▶ **Objective**: Answer with one number: the count of lines in this material that hold the word "type".

▶ **Entries with figure data**:
--- Begin ---
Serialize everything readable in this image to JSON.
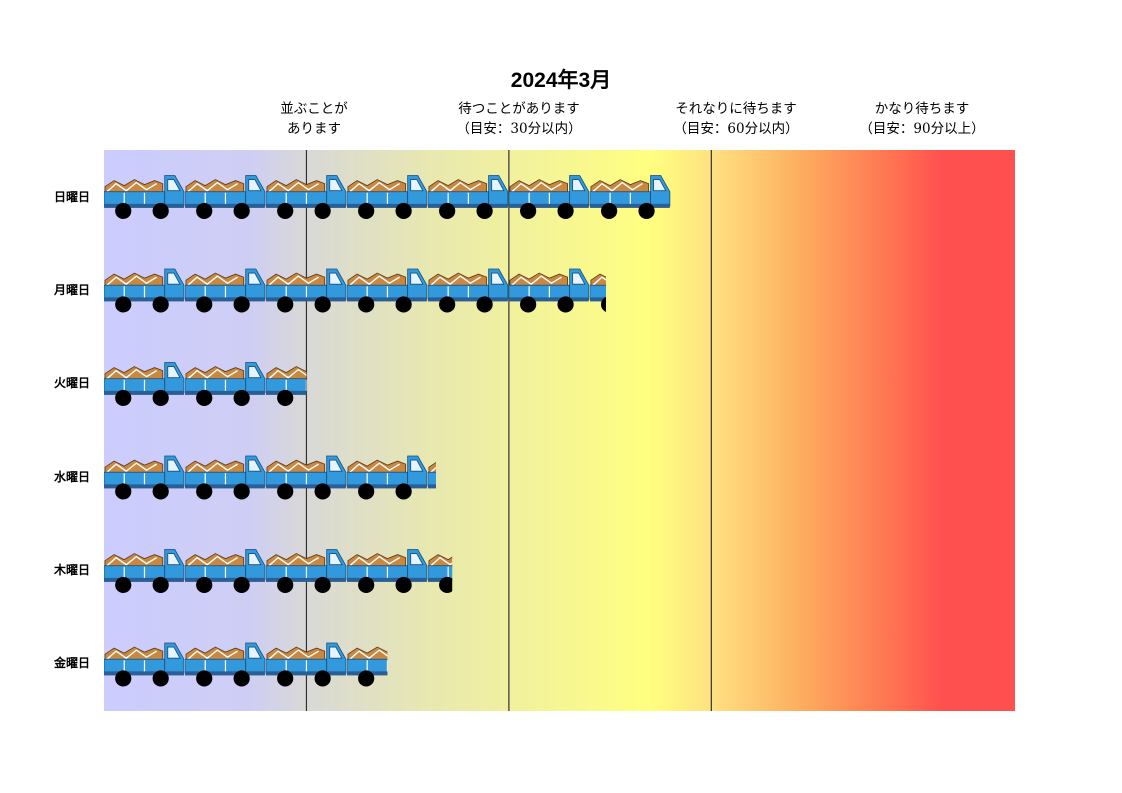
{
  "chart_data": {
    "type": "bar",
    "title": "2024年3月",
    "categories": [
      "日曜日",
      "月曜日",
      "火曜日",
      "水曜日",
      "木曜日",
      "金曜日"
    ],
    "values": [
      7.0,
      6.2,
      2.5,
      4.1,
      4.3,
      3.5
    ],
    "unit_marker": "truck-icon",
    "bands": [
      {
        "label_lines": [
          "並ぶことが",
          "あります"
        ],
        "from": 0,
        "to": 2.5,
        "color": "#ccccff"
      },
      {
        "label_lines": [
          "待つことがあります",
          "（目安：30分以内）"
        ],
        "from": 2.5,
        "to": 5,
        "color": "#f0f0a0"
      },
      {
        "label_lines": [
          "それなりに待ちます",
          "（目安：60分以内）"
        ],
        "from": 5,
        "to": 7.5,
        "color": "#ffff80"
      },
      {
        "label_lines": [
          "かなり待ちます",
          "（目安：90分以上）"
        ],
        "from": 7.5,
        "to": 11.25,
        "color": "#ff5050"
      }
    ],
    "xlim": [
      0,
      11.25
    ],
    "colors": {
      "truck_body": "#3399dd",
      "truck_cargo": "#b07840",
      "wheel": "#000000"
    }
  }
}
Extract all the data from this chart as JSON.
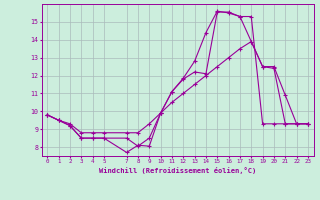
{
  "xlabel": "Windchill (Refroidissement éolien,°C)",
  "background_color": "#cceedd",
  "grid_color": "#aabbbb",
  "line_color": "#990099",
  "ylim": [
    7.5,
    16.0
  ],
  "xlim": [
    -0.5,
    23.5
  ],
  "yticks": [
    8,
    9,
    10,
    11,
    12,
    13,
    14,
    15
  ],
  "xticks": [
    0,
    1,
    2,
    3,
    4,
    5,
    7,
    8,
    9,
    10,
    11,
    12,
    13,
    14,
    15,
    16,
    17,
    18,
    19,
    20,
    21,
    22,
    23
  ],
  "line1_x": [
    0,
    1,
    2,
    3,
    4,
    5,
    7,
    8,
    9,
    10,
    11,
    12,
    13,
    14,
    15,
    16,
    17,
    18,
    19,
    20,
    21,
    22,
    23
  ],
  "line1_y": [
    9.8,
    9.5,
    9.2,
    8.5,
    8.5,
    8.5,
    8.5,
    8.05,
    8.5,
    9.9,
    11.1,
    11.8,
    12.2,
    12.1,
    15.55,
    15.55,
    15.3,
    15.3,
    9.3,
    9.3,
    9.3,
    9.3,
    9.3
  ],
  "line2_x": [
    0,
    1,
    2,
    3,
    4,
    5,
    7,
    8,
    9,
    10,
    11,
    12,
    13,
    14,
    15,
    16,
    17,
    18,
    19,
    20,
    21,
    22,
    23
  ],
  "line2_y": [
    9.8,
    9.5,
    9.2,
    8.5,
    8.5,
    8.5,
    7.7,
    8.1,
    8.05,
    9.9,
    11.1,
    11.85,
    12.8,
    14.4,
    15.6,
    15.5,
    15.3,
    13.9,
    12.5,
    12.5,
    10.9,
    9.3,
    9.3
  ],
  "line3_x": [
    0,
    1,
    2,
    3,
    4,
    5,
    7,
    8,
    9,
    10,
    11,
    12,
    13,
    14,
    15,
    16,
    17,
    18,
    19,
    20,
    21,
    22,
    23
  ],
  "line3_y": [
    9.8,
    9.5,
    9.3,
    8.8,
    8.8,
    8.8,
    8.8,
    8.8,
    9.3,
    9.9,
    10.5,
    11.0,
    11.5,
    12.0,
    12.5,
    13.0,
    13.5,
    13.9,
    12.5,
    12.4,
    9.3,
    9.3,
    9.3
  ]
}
--- End ---
--- Begin ---
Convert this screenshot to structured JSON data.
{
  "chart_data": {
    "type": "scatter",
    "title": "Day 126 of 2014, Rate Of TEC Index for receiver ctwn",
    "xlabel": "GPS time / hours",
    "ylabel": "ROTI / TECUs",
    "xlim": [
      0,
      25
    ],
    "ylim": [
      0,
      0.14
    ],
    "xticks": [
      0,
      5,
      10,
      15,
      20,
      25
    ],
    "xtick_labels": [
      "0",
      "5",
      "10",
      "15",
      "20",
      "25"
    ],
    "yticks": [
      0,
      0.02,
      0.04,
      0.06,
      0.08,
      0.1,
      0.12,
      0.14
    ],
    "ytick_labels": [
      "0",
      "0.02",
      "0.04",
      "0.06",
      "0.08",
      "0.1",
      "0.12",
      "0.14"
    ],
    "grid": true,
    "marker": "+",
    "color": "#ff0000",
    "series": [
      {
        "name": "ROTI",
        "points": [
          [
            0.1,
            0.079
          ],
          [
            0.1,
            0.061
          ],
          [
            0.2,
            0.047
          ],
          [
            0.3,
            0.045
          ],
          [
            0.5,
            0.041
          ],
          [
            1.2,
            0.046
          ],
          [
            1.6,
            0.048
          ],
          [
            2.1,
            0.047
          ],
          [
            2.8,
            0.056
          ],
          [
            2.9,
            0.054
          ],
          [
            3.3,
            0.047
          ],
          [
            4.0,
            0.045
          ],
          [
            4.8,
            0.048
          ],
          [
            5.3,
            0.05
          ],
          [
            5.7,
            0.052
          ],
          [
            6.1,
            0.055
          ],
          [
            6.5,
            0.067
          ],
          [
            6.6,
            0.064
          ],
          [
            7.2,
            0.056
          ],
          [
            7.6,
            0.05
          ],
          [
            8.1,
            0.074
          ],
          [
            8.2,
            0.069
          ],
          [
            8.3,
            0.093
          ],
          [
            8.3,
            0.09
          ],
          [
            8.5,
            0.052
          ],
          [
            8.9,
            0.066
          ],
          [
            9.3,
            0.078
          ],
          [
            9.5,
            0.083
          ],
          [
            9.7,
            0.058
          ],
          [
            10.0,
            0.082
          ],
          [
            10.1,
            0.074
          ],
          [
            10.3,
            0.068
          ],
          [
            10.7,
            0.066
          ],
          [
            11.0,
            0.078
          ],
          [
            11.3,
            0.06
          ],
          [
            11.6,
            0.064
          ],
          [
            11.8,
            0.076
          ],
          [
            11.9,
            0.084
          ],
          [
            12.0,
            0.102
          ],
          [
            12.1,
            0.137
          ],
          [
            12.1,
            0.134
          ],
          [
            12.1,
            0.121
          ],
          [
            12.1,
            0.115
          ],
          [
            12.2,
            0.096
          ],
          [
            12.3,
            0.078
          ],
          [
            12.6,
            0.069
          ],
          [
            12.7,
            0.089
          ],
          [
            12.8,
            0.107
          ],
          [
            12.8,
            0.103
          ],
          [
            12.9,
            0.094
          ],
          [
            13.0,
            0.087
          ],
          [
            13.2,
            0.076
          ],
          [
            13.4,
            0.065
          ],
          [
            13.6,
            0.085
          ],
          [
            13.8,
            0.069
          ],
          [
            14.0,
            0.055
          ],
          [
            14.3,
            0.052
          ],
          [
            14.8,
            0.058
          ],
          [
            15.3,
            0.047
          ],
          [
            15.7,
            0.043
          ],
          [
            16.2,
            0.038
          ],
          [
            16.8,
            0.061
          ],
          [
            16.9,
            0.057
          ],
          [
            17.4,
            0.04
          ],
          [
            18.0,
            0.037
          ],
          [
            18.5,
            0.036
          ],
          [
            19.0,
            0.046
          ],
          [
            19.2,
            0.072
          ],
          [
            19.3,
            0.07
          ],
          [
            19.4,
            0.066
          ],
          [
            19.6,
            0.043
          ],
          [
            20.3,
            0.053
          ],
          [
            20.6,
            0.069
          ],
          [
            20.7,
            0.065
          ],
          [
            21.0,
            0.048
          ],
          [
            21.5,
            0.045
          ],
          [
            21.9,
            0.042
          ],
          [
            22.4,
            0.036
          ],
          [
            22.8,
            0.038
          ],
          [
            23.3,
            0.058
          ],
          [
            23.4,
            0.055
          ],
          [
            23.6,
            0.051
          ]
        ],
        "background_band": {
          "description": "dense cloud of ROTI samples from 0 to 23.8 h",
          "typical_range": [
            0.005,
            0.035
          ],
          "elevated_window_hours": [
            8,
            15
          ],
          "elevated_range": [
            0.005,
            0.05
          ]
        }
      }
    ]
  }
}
--- End ---
--- Begin ---
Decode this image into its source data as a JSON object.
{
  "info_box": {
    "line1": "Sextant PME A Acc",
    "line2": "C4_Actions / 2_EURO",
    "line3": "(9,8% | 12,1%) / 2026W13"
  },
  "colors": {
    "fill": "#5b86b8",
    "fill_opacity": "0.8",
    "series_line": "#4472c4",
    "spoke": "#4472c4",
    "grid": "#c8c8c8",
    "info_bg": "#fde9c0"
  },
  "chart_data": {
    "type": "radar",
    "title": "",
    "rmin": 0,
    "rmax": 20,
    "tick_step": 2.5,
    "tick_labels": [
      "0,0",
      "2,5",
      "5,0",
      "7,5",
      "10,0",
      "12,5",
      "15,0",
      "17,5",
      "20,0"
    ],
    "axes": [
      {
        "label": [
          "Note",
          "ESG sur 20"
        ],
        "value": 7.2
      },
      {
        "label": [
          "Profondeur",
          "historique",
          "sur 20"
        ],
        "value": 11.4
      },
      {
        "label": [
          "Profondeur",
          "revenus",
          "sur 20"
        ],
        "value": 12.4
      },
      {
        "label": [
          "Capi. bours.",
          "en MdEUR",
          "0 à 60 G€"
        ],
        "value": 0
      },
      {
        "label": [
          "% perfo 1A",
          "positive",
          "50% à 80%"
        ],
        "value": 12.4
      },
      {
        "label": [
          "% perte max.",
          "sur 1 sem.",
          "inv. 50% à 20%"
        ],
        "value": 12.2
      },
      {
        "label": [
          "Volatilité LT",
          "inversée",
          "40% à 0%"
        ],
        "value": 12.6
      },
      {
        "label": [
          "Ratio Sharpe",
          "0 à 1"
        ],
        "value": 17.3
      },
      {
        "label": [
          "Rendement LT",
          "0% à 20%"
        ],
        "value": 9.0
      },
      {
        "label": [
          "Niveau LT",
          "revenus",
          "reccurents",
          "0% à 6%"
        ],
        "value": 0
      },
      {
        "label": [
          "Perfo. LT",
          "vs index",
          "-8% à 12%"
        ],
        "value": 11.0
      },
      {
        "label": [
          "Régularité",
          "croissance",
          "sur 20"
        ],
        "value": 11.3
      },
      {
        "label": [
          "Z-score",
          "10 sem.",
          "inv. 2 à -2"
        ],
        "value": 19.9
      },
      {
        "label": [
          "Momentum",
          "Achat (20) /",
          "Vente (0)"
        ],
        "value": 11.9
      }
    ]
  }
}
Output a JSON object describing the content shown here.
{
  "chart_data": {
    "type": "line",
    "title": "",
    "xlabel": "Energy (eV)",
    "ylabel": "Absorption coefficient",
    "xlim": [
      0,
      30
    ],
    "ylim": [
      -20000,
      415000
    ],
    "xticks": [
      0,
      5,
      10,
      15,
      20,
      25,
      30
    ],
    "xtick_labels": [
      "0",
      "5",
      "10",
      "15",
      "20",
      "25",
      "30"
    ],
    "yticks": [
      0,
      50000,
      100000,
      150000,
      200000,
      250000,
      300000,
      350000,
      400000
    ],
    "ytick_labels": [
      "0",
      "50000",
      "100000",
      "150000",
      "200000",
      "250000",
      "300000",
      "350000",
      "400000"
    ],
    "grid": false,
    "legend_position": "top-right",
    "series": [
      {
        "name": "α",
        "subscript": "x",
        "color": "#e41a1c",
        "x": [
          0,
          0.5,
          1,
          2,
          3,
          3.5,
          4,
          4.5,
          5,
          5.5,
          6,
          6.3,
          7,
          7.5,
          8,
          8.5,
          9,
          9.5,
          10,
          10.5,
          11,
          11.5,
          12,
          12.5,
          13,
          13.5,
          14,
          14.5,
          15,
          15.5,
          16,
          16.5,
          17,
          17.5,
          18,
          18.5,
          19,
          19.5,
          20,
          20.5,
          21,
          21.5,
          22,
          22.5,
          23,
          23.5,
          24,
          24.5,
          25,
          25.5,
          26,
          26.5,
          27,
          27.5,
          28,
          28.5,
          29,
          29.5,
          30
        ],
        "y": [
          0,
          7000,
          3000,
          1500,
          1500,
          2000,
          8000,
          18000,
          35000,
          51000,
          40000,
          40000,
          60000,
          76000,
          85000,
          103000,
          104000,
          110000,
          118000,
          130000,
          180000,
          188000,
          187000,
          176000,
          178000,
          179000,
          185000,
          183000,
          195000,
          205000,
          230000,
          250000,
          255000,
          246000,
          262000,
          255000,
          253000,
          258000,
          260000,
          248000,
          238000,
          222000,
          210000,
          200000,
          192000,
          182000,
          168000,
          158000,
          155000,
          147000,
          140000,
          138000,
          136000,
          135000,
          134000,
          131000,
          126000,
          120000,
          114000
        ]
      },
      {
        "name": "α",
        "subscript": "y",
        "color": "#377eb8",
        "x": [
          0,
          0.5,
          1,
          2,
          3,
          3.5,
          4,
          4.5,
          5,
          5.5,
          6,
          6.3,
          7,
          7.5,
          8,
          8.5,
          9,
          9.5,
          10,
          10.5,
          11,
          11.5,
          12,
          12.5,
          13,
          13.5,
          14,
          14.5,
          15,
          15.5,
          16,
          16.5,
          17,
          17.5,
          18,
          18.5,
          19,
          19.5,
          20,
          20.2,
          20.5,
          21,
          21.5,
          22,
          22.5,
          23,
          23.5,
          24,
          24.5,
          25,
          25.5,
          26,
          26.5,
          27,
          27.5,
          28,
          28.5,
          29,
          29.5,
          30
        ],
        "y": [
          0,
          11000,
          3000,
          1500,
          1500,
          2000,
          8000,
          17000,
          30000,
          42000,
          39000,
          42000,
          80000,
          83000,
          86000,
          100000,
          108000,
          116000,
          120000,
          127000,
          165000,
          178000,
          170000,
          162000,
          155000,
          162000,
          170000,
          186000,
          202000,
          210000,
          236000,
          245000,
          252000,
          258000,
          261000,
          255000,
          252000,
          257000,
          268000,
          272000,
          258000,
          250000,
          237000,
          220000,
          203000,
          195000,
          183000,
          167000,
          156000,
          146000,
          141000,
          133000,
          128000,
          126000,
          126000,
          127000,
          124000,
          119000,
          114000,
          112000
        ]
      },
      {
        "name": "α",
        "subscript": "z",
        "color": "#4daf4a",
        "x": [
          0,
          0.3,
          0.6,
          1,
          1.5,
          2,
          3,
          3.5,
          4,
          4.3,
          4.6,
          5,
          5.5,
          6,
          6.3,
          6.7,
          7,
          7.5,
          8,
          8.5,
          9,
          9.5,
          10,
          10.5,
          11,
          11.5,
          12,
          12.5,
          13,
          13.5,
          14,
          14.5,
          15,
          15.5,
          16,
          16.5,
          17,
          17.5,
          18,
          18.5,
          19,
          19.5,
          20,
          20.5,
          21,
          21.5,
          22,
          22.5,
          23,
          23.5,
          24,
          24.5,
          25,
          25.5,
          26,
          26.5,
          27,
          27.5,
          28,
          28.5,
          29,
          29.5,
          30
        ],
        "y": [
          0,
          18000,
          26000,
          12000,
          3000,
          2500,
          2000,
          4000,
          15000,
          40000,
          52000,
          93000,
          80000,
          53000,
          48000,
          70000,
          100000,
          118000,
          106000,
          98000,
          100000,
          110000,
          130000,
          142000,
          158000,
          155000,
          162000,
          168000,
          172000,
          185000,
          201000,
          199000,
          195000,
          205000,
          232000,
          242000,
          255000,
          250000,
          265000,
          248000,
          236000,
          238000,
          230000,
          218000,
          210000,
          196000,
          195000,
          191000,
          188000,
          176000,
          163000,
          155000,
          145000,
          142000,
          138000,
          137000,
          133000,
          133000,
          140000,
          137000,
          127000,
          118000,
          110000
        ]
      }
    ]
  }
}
--- End ---
▶ **Output of the exercise**: 4